# [Aim]
Write out the whole listing again, exactly.

begin Input data

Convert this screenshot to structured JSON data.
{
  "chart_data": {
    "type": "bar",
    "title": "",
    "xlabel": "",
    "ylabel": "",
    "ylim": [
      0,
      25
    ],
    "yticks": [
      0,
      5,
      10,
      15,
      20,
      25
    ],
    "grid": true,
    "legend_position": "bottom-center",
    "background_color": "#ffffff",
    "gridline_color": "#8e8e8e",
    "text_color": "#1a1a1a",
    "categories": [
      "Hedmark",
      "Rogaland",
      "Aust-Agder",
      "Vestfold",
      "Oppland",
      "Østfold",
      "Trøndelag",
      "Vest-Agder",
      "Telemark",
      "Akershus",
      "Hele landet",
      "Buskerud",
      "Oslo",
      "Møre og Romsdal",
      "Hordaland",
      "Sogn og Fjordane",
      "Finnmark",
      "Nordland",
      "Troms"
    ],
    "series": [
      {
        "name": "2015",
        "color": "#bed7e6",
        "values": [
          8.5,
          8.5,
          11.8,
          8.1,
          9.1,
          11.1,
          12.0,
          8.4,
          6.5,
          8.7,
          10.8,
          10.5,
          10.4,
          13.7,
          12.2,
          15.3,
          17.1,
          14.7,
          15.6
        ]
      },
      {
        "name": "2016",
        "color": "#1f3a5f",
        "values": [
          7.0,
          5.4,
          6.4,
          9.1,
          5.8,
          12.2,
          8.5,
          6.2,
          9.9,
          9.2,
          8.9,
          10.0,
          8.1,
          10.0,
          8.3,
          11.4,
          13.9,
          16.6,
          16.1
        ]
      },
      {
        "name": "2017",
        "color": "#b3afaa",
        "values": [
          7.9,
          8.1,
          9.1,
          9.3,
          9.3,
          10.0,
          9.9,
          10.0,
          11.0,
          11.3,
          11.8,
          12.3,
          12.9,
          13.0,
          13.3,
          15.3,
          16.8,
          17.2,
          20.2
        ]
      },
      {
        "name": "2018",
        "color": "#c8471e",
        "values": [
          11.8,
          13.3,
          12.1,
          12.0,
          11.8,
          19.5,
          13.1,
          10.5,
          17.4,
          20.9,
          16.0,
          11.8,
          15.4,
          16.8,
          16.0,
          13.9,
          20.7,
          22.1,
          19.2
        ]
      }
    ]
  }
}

end Input data

# [Solution below]
Convert this screenshot to structured JSON data.
{
  "chart_data": {
    "type": "bar",
    "title": "",
    "xlabel": "",
    "ylabel": "",
    "ylim": [
      0,
      25
    ],
    "yticks": [
      0,
      5,
      10,
      15,
      20,
      25
    ],
    "grid": true,
    "legend_position": "bottom-center",
    "background_color": "#ffffff",
    "gridline_color": "#8e8e8e",
    "text_color": "#1a1a1a",
    "categories": [
      "Hedmark",
      "Rogaland",
      "Aust-Agder",
      "Vestfold",
      "Oppland",
      "Østfold",
      "Trøndelag",
      "Vest-Agder",
      "Telemark",
      "Akershus",
      "Hele landet",
      "Buskerud",
      "Oslo",
      "Møre og Romsdal",
      "Hordaland",
      "Sogn og Fjordane",
      "Finnmark",
      "Nordland",
      "Troms"
    ],
    "series": [
      {
        "name": "2015",
        "color": "#bed7e6",
        "values": [
          8.5,
          8.5,
          11.8,
          8.1,
          9.1,
          11.1,
          12.0,
          8.4,
          6.5,
          8.7,
          10.8,
          10.5,
          10.4,
          13.7,
          12.2,
          15.3,
          17.1,
          14.7,
          15.6
        ]
      },
      {
        "name": "2016",
        "color": "#1f3a5f",
        "values": [
          7.0,
          5.4,
          6.4,
          9.1,
          5.8,
          12.2,
          8.5,
          6.2,
          9.9,
          9.2,
          8.9,
          10.0,
          8.1,
          10.0,
          8.3,
          11.4,
          13.9,
          16.6,
          16.1
        ]
      },
      {
        "name": "2017",
        "color": "#b3afaa",
        "values": [
          7.9,
          8.1,
          9.1,
          9.3,
          9.3,
          10.0,
          9.9,
          10.0,
          11.0,
          11.3,
          11.8,
          12.3,
          12.9,
          13.0,
          13.3,
          15.3,
          16.8,
          17.2,
          20.2
        ]
      },
      {
        "name": "2018",
        "color": "#c8471e",
        "values": [
          11.8,
          13.3,
          12.1,
          12.0,
          11.8,
          19.5,
          13.1,
          10.5,
          17.4,
          20.9,
          16.0,
          11.8,
          15.4,
          16.8,
          16.0,
          13.9,
          20.7,
          22.1,
          19.2
        ]
      }
    ]
  }
}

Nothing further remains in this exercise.